HARMONY GOLD MINING COMPANY LIMITED - LET THE SHAREHOLDERS DECIDE Release Date: 04/11/2004 07:21:20 Code(s): HAR HARMONY GOLD MINING COMPANY LIMITED - LET THE SHAREHOLDERS DECIDE
HARMONY GOLD MINING COMPANY LIMITED
(Incorporated in the Republic of South Africa)
(Registration number 1950/038232/06)
Share code: HAR ISIN: ZAE000015228
("Harmony")
LET THE SHAREHOLDERS DECIDE
Following the presentation today of Gold Fields Limited"s ("Gold Fields") formal
defense, Harmony feels all the more confident that its offers provide a
significantly more attractive value proposition to Gold Fields" shareholders:
"There is nothing new in this presentation to change our view that our offers
provide better value for Gold Fields" shareholders than a future under
Gold Fields" current management. The very nature of their defense illustrates
the fact that this is a management which is playing catch-up with the issue
of mine efficiency in South Africa," said CE Bernard Swanepoel.
Harmony has clearly demonstrated that Gold Fields is proposing to deliver its
cash, operating cashflow, growth potential and management control of its
international assets to IAMGold Corporation, Inc. ("IAMGold") shareholders to
the detriment of its own shareholder base at a substantially discounted price.
Today"s defense of its IAMGold transaction was particularly feeble, being
substantially that, Gold Fields is contractually obliged to follow the
transaction through to conclusion.
In contrast, the Harmony transaction comes with an up-front premium of 29%,
based on the unaffected share prices*, and will create a new international gold
major with a compelling equity story and enhanced investor appeal.
Responding to the comment made today by Ian Cockerill regarding his open letter
of yesterday, Bernard said: "I am disappointed that Ian has not yet chosen to
treat my letter in the constructive manner in which it was intended. However, I
continue to have confidence that Gold Fields" shareholders will benefit from the
value proposition embedded in our premium offer. As Ian mentioned at his
presentation today "the market is the final arbiter" and I am more than happy to
let the shareholders decide."
We will be providing a detailed analysis and response in due course. We urge
all Gold Fields shareholders to vote against the IAMGold transaction and to
accept the Harmony offer.
Marian van der Walt
Secretary
3 November 2004
Virginia
a premium to the average of the daily volume weighted average price of Gold
Fields shares on the JSE Securities Exchange SA for the 30 Business day ending
14 October 2004.
In connection with the proposed acquisition of Gold Fields, Harmony has filed a
registration statement on Form F-4, which includes a preliminary prospectus and
related exchange offer materials, to register the Harmony ordinary shares
(including Harmony ordinary shares represented by Harmony American Depositary
Shares (ADSs)) to be issued in exchange for Gold Fields ordinary shares held by
Gold Fields shareholders located in the US and for Gold Fields ADSs held by Gold
Fields shareholders wherever located, as well as a Statement on Schedule TO.

DATA LINES:
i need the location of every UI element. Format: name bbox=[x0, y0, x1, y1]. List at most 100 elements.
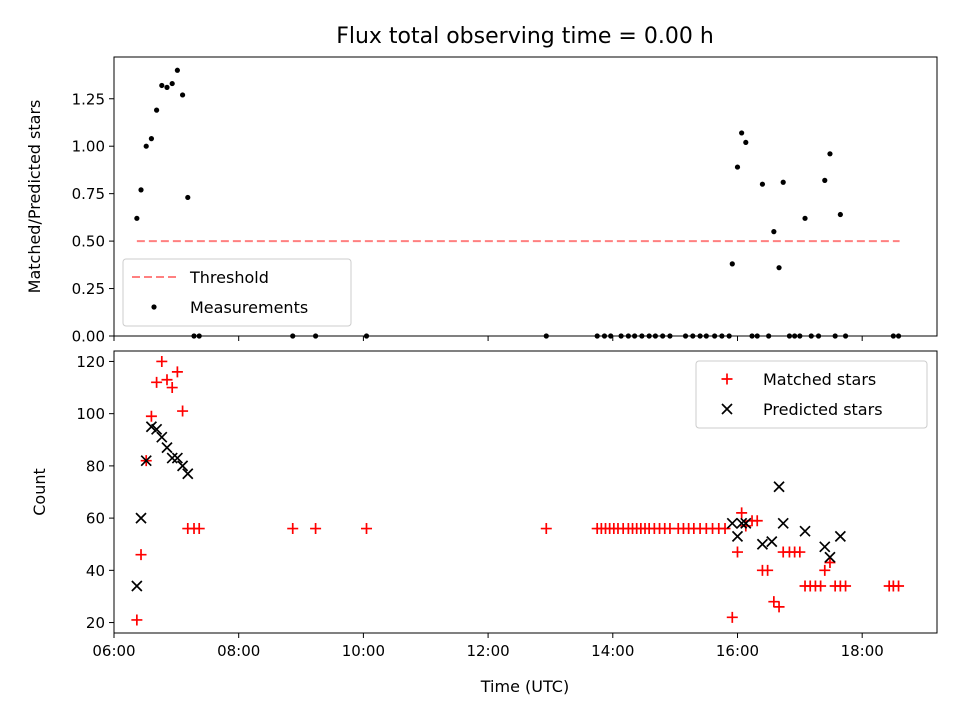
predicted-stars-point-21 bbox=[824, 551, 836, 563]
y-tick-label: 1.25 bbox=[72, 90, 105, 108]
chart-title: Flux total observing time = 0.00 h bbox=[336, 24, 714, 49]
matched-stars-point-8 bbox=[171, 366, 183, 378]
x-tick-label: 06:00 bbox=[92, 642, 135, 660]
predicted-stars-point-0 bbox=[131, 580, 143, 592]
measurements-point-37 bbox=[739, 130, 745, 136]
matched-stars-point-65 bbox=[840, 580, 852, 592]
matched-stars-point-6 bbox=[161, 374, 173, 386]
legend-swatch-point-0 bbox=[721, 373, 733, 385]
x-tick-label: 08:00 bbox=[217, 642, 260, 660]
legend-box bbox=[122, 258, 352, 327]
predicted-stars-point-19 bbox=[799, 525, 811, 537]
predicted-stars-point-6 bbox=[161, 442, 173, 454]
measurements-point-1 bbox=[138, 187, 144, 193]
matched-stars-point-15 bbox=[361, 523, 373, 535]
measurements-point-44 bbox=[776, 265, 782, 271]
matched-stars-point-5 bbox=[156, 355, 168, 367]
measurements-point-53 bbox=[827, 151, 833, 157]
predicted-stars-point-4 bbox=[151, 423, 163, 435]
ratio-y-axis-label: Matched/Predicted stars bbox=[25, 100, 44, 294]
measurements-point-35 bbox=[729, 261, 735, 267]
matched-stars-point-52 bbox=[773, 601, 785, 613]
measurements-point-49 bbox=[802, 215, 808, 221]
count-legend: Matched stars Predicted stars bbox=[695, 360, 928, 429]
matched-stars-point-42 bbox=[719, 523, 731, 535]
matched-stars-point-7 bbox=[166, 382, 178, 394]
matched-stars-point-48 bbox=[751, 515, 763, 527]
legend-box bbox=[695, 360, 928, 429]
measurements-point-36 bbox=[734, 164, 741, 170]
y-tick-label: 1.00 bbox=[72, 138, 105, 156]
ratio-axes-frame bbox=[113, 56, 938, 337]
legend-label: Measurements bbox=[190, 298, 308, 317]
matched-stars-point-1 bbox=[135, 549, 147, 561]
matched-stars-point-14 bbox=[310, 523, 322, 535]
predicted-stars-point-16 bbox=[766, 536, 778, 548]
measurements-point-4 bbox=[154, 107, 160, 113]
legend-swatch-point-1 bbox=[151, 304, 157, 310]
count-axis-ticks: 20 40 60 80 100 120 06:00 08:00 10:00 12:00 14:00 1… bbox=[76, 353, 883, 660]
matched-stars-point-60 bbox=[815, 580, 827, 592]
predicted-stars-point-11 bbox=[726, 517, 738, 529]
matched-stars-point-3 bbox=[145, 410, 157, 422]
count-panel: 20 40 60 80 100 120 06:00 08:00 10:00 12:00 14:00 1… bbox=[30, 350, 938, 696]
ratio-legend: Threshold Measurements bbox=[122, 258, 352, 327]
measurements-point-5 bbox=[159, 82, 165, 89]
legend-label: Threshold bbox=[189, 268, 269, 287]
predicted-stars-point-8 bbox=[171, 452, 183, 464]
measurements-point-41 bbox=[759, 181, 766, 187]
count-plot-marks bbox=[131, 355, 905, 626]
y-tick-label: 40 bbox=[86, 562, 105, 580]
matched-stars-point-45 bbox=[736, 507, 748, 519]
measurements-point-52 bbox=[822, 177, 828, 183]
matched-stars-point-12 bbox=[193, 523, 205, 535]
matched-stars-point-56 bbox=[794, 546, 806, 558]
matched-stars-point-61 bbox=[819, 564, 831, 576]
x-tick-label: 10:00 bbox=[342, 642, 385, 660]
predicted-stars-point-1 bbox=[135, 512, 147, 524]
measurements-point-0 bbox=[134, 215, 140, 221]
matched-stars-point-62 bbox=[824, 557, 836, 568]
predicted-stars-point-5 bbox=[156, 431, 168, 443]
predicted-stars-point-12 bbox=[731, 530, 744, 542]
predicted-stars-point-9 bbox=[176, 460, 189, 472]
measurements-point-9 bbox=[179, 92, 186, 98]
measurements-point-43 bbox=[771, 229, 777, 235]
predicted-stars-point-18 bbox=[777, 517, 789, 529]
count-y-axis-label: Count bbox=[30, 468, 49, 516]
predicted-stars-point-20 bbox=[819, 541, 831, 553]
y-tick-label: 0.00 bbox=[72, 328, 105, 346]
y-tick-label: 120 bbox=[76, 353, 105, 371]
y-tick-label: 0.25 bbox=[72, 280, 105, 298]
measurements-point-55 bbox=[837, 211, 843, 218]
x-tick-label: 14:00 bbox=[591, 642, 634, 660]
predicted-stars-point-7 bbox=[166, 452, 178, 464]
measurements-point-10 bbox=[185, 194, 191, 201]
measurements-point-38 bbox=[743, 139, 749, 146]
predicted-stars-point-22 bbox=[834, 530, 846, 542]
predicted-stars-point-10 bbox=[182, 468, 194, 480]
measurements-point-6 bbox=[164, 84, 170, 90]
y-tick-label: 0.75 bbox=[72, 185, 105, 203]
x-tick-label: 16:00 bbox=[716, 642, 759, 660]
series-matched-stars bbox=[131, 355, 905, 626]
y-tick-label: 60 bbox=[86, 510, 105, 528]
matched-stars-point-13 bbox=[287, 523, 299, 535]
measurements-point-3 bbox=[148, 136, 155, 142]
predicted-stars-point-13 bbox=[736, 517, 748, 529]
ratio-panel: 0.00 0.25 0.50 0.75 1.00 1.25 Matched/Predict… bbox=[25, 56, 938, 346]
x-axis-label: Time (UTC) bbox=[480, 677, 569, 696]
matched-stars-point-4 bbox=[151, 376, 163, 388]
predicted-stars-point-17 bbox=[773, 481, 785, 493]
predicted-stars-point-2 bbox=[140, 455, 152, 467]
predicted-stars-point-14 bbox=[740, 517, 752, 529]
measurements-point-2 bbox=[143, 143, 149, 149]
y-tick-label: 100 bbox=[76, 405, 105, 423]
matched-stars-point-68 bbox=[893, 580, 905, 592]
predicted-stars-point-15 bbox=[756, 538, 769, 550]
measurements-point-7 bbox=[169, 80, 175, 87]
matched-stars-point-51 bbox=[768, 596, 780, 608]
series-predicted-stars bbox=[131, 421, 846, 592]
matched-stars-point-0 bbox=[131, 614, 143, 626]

TO BE DONE:
1: Please update the stretch of the Harmony release from "Marian van der" through "14 October 2004.", replacing "Secretary" with "Company Secretary".
2: According to the Harmony release, why was Gold Fields' defense of its IAMGold transaction particularly feeble?

ANSWERS TO EACH TASK:
1:
Marian van der Walt
Company Secretary
3 November 2004
Virginia
a premium to the average of the daily volume weighted average price of Gold
Fields shares on the JSE Securities Exchange SA for the 30 Business day ending
14 October 2004.

2: The release calls the defense feeble because it amounted substantially to the claim that Gold Fields is contractually obliged to follow the transaction through to conclusion.